▶ _Aim_
Check each line of the data below for the word "content", then extract the ones that have it.

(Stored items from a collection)
>> Start

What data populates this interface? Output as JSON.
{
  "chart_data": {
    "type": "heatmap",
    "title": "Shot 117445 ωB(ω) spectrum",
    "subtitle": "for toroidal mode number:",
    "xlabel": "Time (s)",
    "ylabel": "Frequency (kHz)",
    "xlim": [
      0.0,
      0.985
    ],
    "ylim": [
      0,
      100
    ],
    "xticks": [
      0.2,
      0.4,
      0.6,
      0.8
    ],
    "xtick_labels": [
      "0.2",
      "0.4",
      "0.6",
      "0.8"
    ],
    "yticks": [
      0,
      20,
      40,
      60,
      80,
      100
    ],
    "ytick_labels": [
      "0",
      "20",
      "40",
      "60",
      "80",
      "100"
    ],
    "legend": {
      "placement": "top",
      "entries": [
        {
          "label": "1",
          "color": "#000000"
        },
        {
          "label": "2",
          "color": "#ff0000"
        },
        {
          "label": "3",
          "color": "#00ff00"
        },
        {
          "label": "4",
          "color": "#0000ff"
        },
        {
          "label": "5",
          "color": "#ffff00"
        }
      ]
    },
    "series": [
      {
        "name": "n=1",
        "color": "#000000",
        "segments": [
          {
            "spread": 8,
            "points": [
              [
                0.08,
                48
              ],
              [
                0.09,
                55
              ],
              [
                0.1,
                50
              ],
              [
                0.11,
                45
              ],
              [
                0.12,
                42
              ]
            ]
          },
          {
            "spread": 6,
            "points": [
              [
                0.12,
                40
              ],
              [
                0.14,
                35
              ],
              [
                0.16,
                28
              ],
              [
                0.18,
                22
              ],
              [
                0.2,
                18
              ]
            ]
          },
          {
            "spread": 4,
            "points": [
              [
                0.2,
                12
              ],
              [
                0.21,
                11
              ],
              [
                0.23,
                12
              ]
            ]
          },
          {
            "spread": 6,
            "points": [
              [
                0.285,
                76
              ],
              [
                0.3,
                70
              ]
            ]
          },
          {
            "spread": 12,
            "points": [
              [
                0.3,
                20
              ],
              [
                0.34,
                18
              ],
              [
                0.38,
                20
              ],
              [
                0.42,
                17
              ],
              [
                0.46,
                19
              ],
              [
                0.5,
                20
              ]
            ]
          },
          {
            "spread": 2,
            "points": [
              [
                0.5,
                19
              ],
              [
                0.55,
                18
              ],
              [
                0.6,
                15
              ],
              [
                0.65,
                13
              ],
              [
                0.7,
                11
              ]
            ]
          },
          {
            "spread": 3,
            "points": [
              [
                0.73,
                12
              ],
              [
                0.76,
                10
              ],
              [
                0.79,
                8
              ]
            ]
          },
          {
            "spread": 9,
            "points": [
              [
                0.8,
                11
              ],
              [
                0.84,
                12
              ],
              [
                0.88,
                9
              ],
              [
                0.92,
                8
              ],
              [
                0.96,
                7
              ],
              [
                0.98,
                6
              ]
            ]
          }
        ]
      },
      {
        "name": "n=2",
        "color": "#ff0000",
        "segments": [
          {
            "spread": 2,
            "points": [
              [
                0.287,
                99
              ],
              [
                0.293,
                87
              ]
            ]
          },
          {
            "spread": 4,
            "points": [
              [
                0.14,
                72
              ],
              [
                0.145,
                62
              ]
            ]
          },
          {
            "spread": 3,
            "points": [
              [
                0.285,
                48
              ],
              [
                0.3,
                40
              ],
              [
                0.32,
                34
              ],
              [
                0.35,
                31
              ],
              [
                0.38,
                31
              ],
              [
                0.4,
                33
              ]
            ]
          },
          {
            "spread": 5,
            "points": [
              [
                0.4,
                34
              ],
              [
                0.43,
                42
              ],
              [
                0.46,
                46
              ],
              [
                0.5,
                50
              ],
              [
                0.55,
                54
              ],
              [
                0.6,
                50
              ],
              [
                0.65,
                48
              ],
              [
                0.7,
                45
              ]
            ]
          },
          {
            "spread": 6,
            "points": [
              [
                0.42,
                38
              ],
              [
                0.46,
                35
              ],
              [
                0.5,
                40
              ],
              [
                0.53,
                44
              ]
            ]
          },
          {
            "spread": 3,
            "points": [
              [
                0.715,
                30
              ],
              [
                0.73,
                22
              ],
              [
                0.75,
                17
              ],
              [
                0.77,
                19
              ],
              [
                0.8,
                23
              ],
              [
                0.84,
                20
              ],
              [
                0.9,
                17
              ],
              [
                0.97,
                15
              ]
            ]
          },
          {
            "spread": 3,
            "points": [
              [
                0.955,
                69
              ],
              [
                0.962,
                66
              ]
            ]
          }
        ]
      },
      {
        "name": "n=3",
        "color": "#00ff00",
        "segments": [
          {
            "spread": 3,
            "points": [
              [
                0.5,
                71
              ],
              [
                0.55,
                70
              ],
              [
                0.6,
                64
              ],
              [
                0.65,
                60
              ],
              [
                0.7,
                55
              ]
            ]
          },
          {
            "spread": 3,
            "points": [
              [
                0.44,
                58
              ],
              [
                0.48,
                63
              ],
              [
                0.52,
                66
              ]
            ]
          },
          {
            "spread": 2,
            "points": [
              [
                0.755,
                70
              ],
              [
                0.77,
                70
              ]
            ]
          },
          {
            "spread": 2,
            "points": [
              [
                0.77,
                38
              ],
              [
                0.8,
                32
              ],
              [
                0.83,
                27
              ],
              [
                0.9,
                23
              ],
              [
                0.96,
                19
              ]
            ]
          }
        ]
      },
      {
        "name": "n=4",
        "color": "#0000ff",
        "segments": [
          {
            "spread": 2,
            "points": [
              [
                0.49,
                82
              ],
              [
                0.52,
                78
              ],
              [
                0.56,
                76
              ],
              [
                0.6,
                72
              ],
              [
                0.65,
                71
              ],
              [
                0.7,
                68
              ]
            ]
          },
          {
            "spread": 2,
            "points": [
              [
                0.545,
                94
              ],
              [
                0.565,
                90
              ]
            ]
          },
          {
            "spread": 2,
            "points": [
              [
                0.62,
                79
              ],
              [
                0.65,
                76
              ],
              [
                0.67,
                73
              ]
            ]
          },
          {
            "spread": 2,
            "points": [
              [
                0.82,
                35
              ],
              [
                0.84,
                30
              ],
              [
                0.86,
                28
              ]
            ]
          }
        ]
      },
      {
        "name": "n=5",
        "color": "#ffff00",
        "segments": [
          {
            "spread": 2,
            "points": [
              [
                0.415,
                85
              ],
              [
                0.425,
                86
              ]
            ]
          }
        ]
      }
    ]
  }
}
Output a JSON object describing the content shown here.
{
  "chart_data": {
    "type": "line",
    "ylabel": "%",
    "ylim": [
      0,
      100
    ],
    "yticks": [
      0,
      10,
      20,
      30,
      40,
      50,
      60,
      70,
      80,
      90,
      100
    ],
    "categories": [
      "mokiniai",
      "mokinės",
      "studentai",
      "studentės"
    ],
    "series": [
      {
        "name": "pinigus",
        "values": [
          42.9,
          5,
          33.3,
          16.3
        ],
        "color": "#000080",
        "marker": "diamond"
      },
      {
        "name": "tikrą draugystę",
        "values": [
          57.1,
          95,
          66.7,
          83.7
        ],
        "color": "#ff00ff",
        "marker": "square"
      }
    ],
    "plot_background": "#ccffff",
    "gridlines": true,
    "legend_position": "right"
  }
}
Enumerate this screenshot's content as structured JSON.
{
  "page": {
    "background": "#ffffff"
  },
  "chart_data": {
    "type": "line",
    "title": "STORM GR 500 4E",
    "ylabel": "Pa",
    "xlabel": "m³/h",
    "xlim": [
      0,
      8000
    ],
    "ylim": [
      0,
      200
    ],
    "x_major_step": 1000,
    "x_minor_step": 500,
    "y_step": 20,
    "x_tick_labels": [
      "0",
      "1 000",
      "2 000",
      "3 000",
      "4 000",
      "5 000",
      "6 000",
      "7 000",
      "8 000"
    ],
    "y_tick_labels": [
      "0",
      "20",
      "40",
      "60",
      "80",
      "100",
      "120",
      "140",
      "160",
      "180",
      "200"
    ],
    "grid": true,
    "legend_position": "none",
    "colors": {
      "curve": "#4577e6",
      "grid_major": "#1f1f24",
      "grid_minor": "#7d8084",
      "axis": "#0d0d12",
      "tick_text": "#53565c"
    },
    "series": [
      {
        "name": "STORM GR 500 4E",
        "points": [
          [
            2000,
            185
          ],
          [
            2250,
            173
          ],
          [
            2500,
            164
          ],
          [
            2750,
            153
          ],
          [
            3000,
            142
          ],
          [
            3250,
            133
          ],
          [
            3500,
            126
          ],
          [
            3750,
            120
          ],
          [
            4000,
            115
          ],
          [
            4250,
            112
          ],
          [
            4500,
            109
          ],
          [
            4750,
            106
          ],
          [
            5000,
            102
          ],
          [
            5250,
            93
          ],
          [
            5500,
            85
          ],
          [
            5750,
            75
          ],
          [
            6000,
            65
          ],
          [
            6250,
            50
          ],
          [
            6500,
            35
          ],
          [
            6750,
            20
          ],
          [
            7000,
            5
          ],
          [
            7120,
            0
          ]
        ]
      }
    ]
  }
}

>> End

▶ _Final result_
Output a JSON object describing the content shown here.
Enumerate this screenshot's content as structured JSON.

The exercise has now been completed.